_Quoted text_
= = = = = = =
Commit review (sometimes just called
code review) is the practice of reviewing
commits as they come in, looking for bugs and possible
improvements.
There are a couple of reasons to focus on reviewing changes,
rather than on reviewing in-place code that's already in source files. First,
it just works better socially: when someone reviews your change, she
is interacting with work you did recently. That means if she comments
on it right away, you will be maximally interested in hearing what she
has to say; six months later, you might not feel as motivated to
engage, and in any case might not remember the change very well.
Second, looking at what changes in a codebase is a gateway to looking
at the rest of the code anyway: reviewing a change
often causes one to look at the surrounding code, at the affected
callers and callees elsewhere, at related module interfaces,
etc.None of this is an argument against top-to-bottom
code review, of course, for example to do a security audit. But while
that kind of review is important too, it's more of a generic
development best practice, and is not as specifically relevant to
running an open source project as change-by-change review
is.
Commit review thus serves several purposes simultaneously. It's
the most direct example of peer review in the open source world, and
helps to maintain software quality. Every bug that ships in
a piece of software got there by being committed and not detected;
therefore, the more eyes watch commits, the fewer bugs will ship. But
commit review also serves an indirect purpose: it confirms to people
that what they do matters, because one obviously wouldn't take time to
review a commit unless one cared about its effect. People do their
best work when they know that others will take the time to evaluate
it.
Reviews should be public. Even on occasions when I have been
sitting in the same physical room with another developer, and one of
us has made a commit, we take care not to do the review verbally in
the room, but to send it to the appropriate online review forum
instead. Everyone benefits from seeing the review happen. People
follow the commentary and sometimes find flaws in it; even when they
don't, it still reminds them that review is an expected, regular
activity, like washing the dishes or mowing the lawn.
= = = = = = =
_Given entries_
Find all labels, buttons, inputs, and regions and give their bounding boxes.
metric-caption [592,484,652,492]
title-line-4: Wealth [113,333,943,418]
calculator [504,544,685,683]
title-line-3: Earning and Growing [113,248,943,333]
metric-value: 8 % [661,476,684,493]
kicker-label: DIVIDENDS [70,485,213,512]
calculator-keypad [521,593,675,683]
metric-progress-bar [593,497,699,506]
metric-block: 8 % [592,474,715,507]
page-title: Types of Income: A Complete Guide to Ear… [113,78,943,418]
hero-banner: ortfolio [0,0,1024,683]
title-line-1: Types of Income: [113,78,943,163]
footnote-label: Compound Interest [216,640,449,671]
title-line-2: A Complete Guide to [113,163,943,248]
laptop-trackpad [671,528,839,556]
= = = = = = =
_Instructions to follow_
Copy the commit review text again, starting with "There are a" and going on through "change very well.", and change "six months later" to "a year later".

_Solved exercise_
There are a couple of reasons to focus on reviewing changes,
rather than on reviewing in-place code that's already in source files. First,
it just works better socially: when someone reviews your change, she
is interacting with work you did recently. That means if she comments
on it right away, you will be maximally interested in hearing what she
has to say; a year later, you might not feel as motivated to
engage, and in any case might not remember the change very well.